The request>
Type out the data exactly as given. Skip any image.

------ Supplied entries ------

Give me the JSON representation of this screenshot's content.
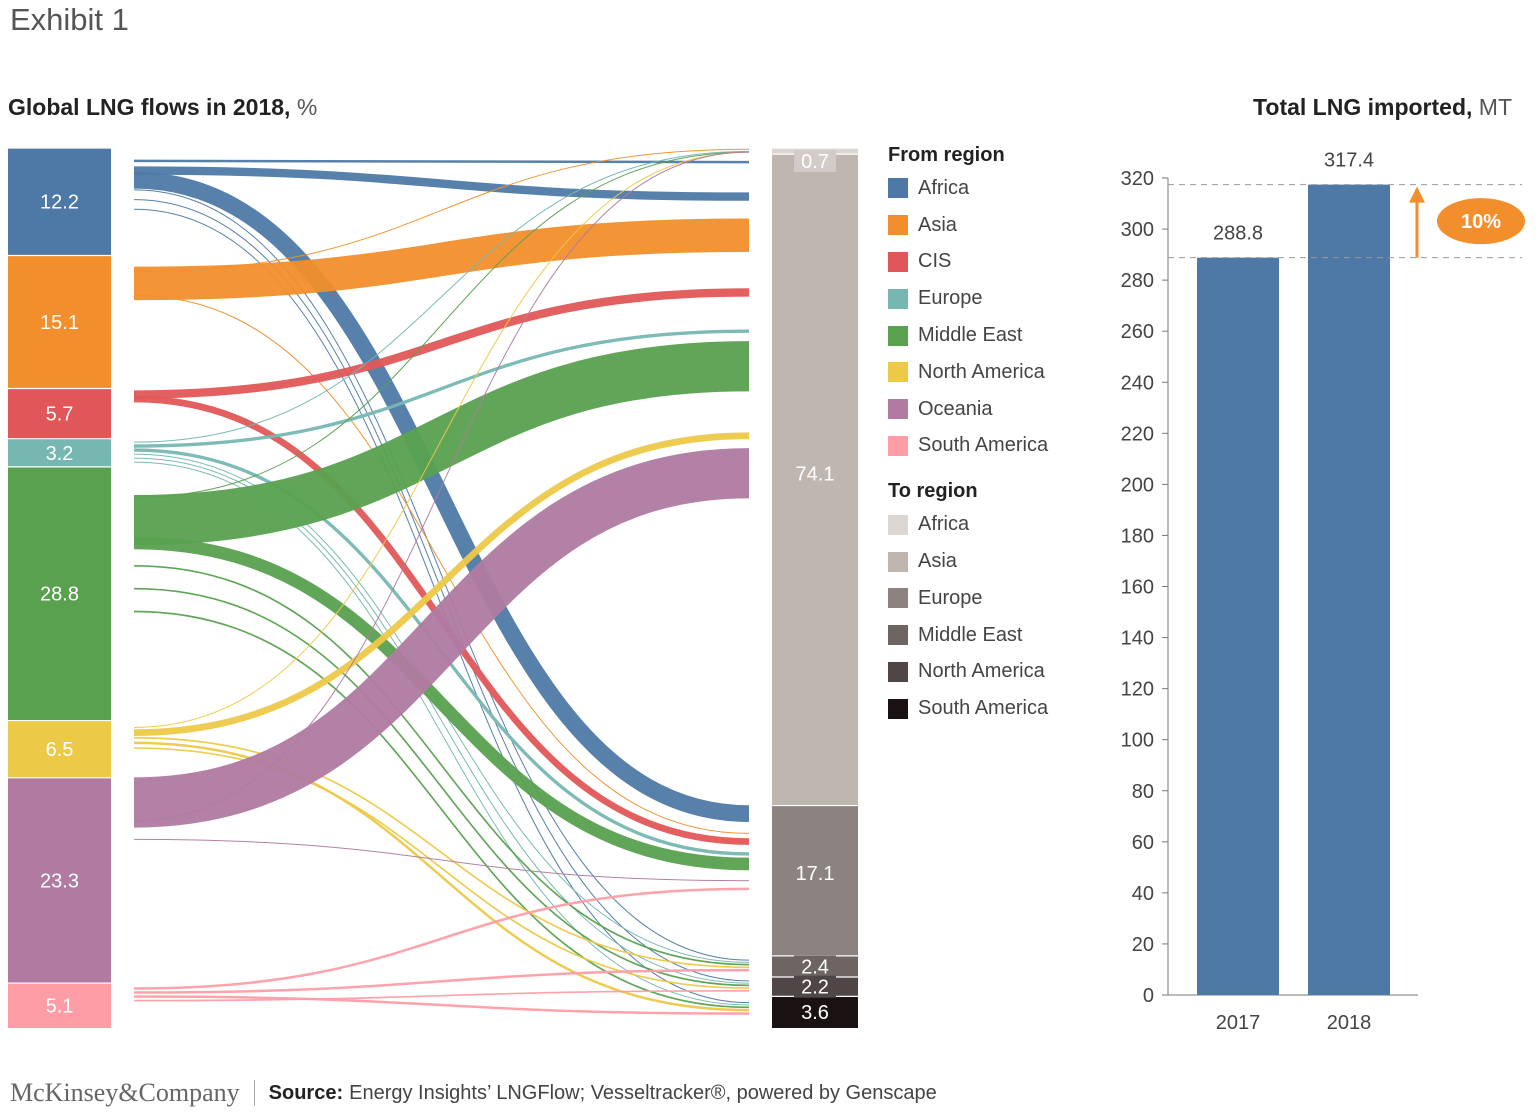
{
  "header": {
    "exhibit": "Exhibit 1",
    "left_title": "Global LNG flows in 2018,",
    "left_unit": "%",
    "right_title": "Total LNG imported,",
    "right_unit": "MT"
  },
  "legend": {
    "from_heading": "From region",
    "to_heading": "To region",
    "from": [
      {
        "label": "Africa",
        "color": "#4e79a7"
      },
      {
        "label": "Asia",
        "color": "#f28e2b"
      },
      {
        "label": "CIS",
        "color": "#e15759"
      },
      {
        "label": "Europe",
        "color": "#76b7b2"
      },
      {
        "label": "Middle East",
        "color": "#59a14f"
      },
      {
        "label": "North America",
        "color": "#edc948"
      },
      {
        "label": "Oceania",
        "color": "#b07aa1"
      },
      {
        "label": "South America",
        "color": "#ff9da7"
      }
    ],
    "to": [
      {
        "label": "Africa",
        "color": "#dcd6d3"
      },
      {
        "label": "Asia",
        "color": "#bfb6b0"
      },
      {
        "label": "Europe",
        "color": "#8c8380"
      },
      {
        "label": "Middle East",
        "color": "#6e6563"
      },
      {
        "label": "North America",
        "color": "#4f4645"
      },
      {
        "label": "South America",
        "color": "#1a1212"
      }
    ]
  },
  "chart_data": [
    {
      "type": "sankey",
      "title": "Global LNG flows in 2018, %",
      "sources": [
        {
          "name": "Africa",
          "value": 12.2,
          "label": "12.2",
          "color": "#4e79a7"
        },
        {
          "name": "Asia",
          "value": 15.1,
          "label": "15.1",
          "color": "#f28e2b"
        },
        {
          "name": "CIS",
          "value": 5.7,
          "label": "5.7",
          "color": "#e15759"
        },
        {
          "name": "Europe",
          "value": 3.2,
          "label": "3.2",
          "color": "#76b7b2"
        },
        {
          "name": "Middle East",
          "value": 28.8,
          "label": "28.8",
          "color": "#59a14f"
        },
        {
          "name": "North America",
          "value": 6.5,
          "label": "6.5",
          "color": "#edc948"
        },
        {
          "name": "Oceania",
          "value": 23.3,
          "label": "23.3",
          "color": "#b07aa1"
        },
        {
          "name": "South America",
          "value": 5.1,
          "label": "5.1",
          "color": "#ff9da7"
        }
      ],
      "targets": [
        {
          "name": "Africa",
          "value": 0.7,
          "label": "0.7",
          "color": "#dcd6d3"
        },
        {
          "name": "Asia",
          "value": 74.1,
          "label": "74.1",
          "color": "#bfb6b0"
        },
        {
          "name": "Europe",
          "value": 17.1,
          "label": "17.1",
          "color": "#8c8380"
        },
        {
          "name": "Middle East",
          "value": 2.4,
          "label": "2.4",
          "color": "#6e6563"
        },
        {
          "name": "North America",
          "value": 2.2,
          "label": "2.2",
          "color": "#4f4645"
        },
        {
          "name": "South America",
          "value": 3.6,
          "label": "3.6",
          "color": "#1a1212"
        }
      ],
      "flows": [
        {
          "from": "Africa",
          "to": "Asia",
          "value": 0.3
        },
        {
          "from": "Africa",
          "to": "Asia",
          "value": 1.0
        },
        {
          "from": "Africa",
          "to": "Europe",
          "value": 2.0
        },
        {
          "from": "Africa",
          "to": "Middle East",
          "value": 0.12
        },
        {
          "from": "Africa",
          "to": "North America",
          "value": 0.12
        },
        {
          "from": "Africa",
          "to": "South America",
          "value": 0.12
        },
        {
          "from": "Asia",
          "to": "Africa",
          "value": 0.1
        },
        {
          "from": "Asia",
          "to": "Asia",
          "value": 4.0
        },
        {
          "from": "Asia",
          "to": "Europe",
          "value": 0.1
        },
        {
          "from": "CIS",
          "to": "Asia",
          "value": 1.0
        },
        {
          "from": "CIS",
          "to": "Europe",
          "value": 0.8
        },
        {
          "from": "Europe",
          "to": "Africa",
          "value": 0.1
        },
        {
          "from": "Europe",
          "to": "Asia",
          "value": 0.4
        },
        {
          "from": "Europe",
          "to": "Europe",
          "value": 0.4
        },
        {
          "from": "Europe",
          "to": "Middle East",
          "value": 0.12
        },
        {
          "from": "Europe",
          "to": "North America",
          "value": 0.12
        },
        {
          "from": "Europe",
          "to": "South America",
          "value": 0.12
        },
        {
          "from": "Middle East",
          "to": "Africa",
          "value": 0.1
        },
        {
          "from": "Middle East",
          "to": "Asia",
          "value": 6.0
        },
        {
          "from": "Middle East",
          "to": "Europe",
          "value": 1.5
        },
        {
          "from": "Middle East",
          "to": "Middle East",
          "value": 0.2
        },
        {
          "from": "Middle East",
          "to": "North America",
          "value": 0.2
        },
        {
          "from": "Middle East",
          "to": "South America",
          "value": 0.2
        },
        {
          "from": "North America",
          "to": "Africa",
          "value": 0.1
        },
        {
          "from": "North America",
          "to": "Asia",
          "value": 0.8
        },
        {
          "from": "North America",
          "to": "Middle East",
          "value": 0.2
        },
        {
          "from": "North America",
          "to": "South America",
          "value": 0.3
        },
        {
          "from": "North America",
          "to": "North America",
          "value": 0.2
        },
        {
          "from": "Oceania",
          "to": "Asia",
          "value": 6.0
        },
        {
          "from": "Oceania",
          "to": "Africa",
          "value": 0.1
        },
        {
          "from": "Oceania",
          "to": "Europe",
          "value": 0.1
        },
        {
          "from": "South America",
          "to": "Europe",
          "value": 0.3
        },
        {
          "from": "South America",
          "to": "Middle East",
          "value": 0.3
        },
        {
          "from": "South America",
          "to": "South America",
          "value": 0.3
        },
        {
          "from": "South America",
          "to": "North America",
          "value": 0.2
        }
      ]
    },
    {
      "type": "bar",
      "title": "Total LNG imported, MT",
      "categories": [
        "2017",
        "2018"
      ],
      "values": [
        288.8,
        317.4
      ],
      "value_labels": [
        "288.8",
        "317.4"
      ],
      "ylim": [
        0,
        320
      ],
      "yticks": [
        0,
        20,
        40,
        60,
        80,
        100,
        120,
        140,
        160,
        180,
        200,
        220,
        240,
        260,
        280,
        300,
        320
      ],
      "bar_color": "#4e79a7",
      "change_label": "10%",
      "change_color": "#f28e2b"
    }
  ],
  "footer": {
    "logo": "McKinsey&Company",
    "source_label": "Source:",
    "source_text": "Energy Insights’ LNGFlow; Vesseltracker®, powered by Genscape"
  }
}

------

Result below>
Give me the JSON representation of this screenshot's content.
{
  "header": {
    "exhibit": "Exhibit 1",
    "left_title": "Global LNG flows in 2018,",
    "left_unit": "%",
    "right_title": "Total LNG imported,",
    "right_unit": "MT"
  },
  "legend": {
    "from_heading": "From region",
    "to_heading": "To region",
    "from": [
      {
        "label": "Africa",
        "color": "#4e79a7"
      },
      {
        "label": "Asia",
        "color": "#f28e2b"
      },
      {
        "label": "CIS",
        "color": "#e15759"
      },
      {
        "label": "Europe",
        "color": "#76b7b2"
      },
      {
        "label": "Middle East",
        "color": "#59a14f"
      },
      {
        "label": "North America",
        "color": "#edc948"
      },
      {
        "label": "Oceania",
        "color": "#b07aa1"
      },
      {
        "label": "South America",
        "color": "#ff9da7"
      }
    ],
    "to": [
      {
        "label": "Africa",
        "color": "#dcd6d3"
      },
      {
        "label": "Asia",
        "color": "#bfb6b0"
      },
      {
        "label": "Europe",
        "color": "#8c8380"
      },
      {
        "label": "Middle East",
        "color": "#6e6563"
      },
      {
        "label": "North America",
        "color": "#4f4645"
      },
      {
        "label": "South America",
        "color": "#1a1212"
      }
    ]
  },
  "chart_data": [
    {
      "type": "sankey",
      "title": "Global LNG flows in 2018, %",
      "sources": [
        {
          "name": "Africa",
          "value": 12.2,
          "label": "12.2",
          "color": "#4e79a7"
        },
        {
          "name": "Asia",
          "value": 15.1,
          "label": "15.1",
          "color": "#f28e2b"
        },
        {
          "name": "CIS",
          "value": 5.7,
          "label": "5.7",
          "color": "#e15759"
        },
        {
          "name": "Europe",
          "value": 3.2,
          "label": "3.2",
          "color": "#76b7b2"
        },
        {
          "name": "Middle East",
          "value": 28.8,
          "label": "28.8",
          "color": "#59a14f"
        },
        {
          "name": "North America",
          "value": 6.5,
          "label": "6.5",
          "color": "#edc948"
        },
        {
          "name": "Oceania",
          "value": 23.3,
          "label": "23.3",
          "color": "#b07aa1"
        },
        {
          "name": "South America",
          "value": 5.1,
          "label": "5.1",
          "color": "#ff9da7"
        }
      ],
      "targets": [
        {
          "name": "Africa",
          "value": 0.7,
          "label": "0.7",
          "color": "#dcd6d3"
        },
        {
          "name": "Asia",
          "value": 74.1,
          "label": "74.1",
          "color": "#bfb6b0"
        },
        {
          "name": "Europe",
          "value": 17.1,
          "label": "17.1",
          "color": "#8c8380"
        },
        {
          "name": "Middle East",
          "value": 2.4,
          "label": "2.4",
          "color": "#6e6563"
        },
        {
          "name": "North America",
          "value": 2.2,
          "label": "2.2",
          "color": "#4f4645"
        },
        {
          "name": "South America",
          "value": 3.6,
          "label": "3.6",
          "color": "#1a1212"
        }
      ],
      "flows": [
        {
          "from": "Africa",
          "to": "Asia",
          "value": 0.3
        },
        {
          "from": "Africa",
          "to": "Asia",
          "value": 1.0
        },
        {
          "from": "Africa",
          "to": "Europe",
          "value": 2.0
        },
        {
          "from": "Africa",
          "to": "Middle East",
          "value": 0.12
        },
        {
          "from": "Africa",
          "to": "North America",
          "value": 0.12
        },
        {
          "from": "Africa",
          "to": "South America",
          "value": 0.12
        },
        {
          "from": "Asia",
          "to": "Africa",
          "value": 0.1
        },
        {
          "from": "Asia",
          "to": "Asia",
          "value": 4.0
        },
        {
          "from": "Asia",
          "to": "Europe",
          "value": 0.1
        },
        {
          "from": "CIS",
          "to": "Asia",
          "value": 1.0
        },
        {
          "from": "CIS",
          "to": "Europe",
          "value": 0.8
        },
        {
          "from": "Europe",
          "to": "Africa",
          "value": 0.1
        },
        {
          "from": "Europe",
          "to": "Asia",
          "value": 0.4
        },
        {
          "from": "Europe",
          "to": "Europe",
          "value": 0.4
        },
        {
          "from": "Europe",
          "to": "Middle East",
          "value": 0.12
        },
        {
          "from": "Europe",
          "to": "North America",
          "value": 0.12
        },
        {
          "from": "Europe",
          "to": "South America",
          "value": 0.12
        },
        {
          "from": "Middle East",
          "to": "Africa",
          "value": 0.1
        },
        {
          "from": "Middle East",
          "to": "Asia",
          "value": 6.0
        },
        {
          "from": "Middle East",
          "to": "Europe",
          "value": 1.5
        },
        {
          "from": "Middle East",
          "to": "Middle East",
          "value": 0.2
        },
        {
          "from": "Middle East",
          "to": "North America",
          "value": 0.2
        },
        {
          "from": "Middle East",
          "to": "South America",
          "value": 0.2
        },
        {
          "from": "North America",
          "to": "Africa",
          "value": 0.1
        },
        {
          "from": "North America",
          "to": "Asia",
          "value": 0.8
        },
        {
          "from": "North America",
          "to": "Middle East",
          "value": 0.2
        },
        {
          "from": "North America",
          "to": "South America",
          "value": 0.3
        },
        {
          "from": "North America",
          "to": "North America",
          "value": 0.2
        },
        {
          "from": "Oceania",
          "to": "Asia",
          "value": 6.0
        },
        {
          "from": "Oceania",
          "to": "Africa",
          "value": 0.1
        },
        {
          "from": "Oceania",
          "to": "Europe",
          "value": 0.1
        },
        {
          "from": "South America",
          "to": "Europe",
          "value": 0.3
        },
        {
          "from": "South America",
          "to": "Middle East",
          "value": 0.3
        },
        {
          "from": "South America",
          "to": "South America",
          "value": 0.3
        },
        {
          "from": "South America",
          "to": "North America",
          "value": 0.2
        }
      ]
    },
    {
      "type": "bar",
      "title": "Total LNG imported, MT",
      "categories": [
        "2017",
        "2018"
      ],
      "values": [
        288.8,
        317.4
      ],
      "value_labels": [
        "288.8",
        "317.4"
      ],
      "ylim": [
        0,
        320
      ],
      "yticks": [
        0,
        20,
        40,
        60,
        80,
        100,
        120,
        140,
        160,
        180,
        200,
        220,
        240,
        260,
        280,
        300,
        320
      ],
      "bar_color": "#4e79a7",
      "change_label": "10%",
      "change_color": "#f28e2b"
    }
  ],
  "footer": {
    "logo": "McKinsey&Company",
    "source_label": "Source:",
    "source_text": "Energy Insights’ LNGFlow; Vesseltracker®, powered by Genscape"
  }
}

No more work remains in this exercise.